_REQUIRED TASK_:
Every entry below must be repeated exactly; skip the pictures.

━━━━━ RECORDS FOR THIS TASK

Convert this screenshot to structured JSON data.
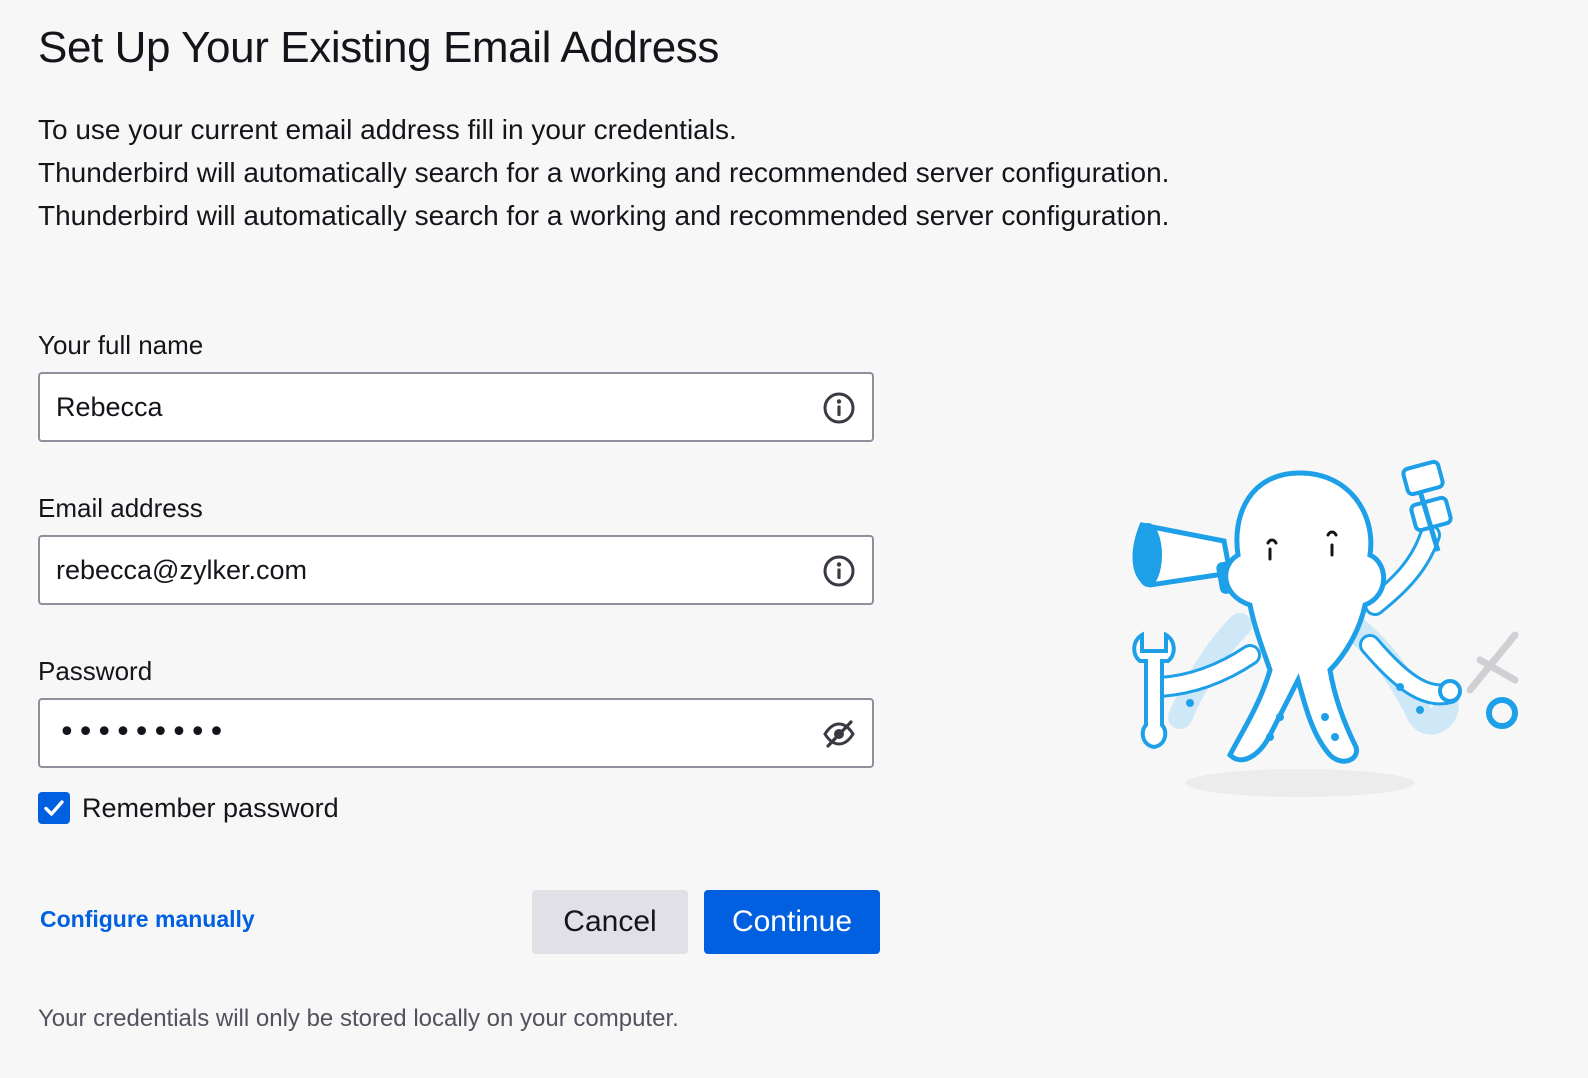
{
  "title": "Set Up Your Existing Email Address",
  "intro": [
    "To use your current email address fill in your credentials.",
    "Thunderbird will automatically search for a working and recommended server configuration.",
    "Thunderbird will automatically search for a working and recommended server configuration."
  ],
  "fields": {
    "full_name": {
      "label": "Your full name",
      "value": "Rebecca",
      "icon": "info-icon"
    },
    "email": {
      "label": "Email address",
      "value": "rebecca@zylker.com",
      "icon": "info-icon"
    },
    "password": {
      "label": "Password",
      "masked_value": "•••••••••",
      "icon": "eye-slash-icon"
    }
  },
  "remember_password": {
    "label": "Remember password",
    "checked": true
  },
  "configure_manually": "Configure manually",
  "buttons": {
    "cancel": "Cancel",
    "continue": "Continue"
  },
  "footnote": "Your credentials will only be stored locally on your computer.",
  "colors": {
    "accent": "#0060df",
    "mascot": "#1ea0e8"
  }
}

━━━━━━━━━━

_COMPLETED EXERCISE_:
Convert this screenshot to structured JSON data.
{
  "title": "Set Up Your Existing Email Address",
  "intro": [
    "To use your current email address fill in your credentials.",
    "Thunderbird will automatically search for a working and recommended server configuration.",
    "Thunderbird will automatically search for a working and recommended server configuration."
  ],
  "fields": {
    "full_name": {
      "label": "Your full name",
      "value": "Rebecca",
      "icon": "info-icon"
    },
    "email": {
      "label": "Email address",
      "value": "rebecca@zylker.com",
      "icon": "info-icon"
    },
    "password": {
      "label": "Password",
      "masked_value": "•••••••••",
      "icon": "eye-slash-icon"
    }
  },
  "remember_password": {
    "label": "Remember password",
    "checked": true
  },
  "configure_manually": "Configure manually",
  "buttons": {
    "cancel": "Cancel",
    "continue": "Continue"
  },
  "footnote": "Your credentials will only be stored locally on your computer.",
  "colors": {
    "accent": "#0060df",
    "mascot": "#1ea0e8"
  }
}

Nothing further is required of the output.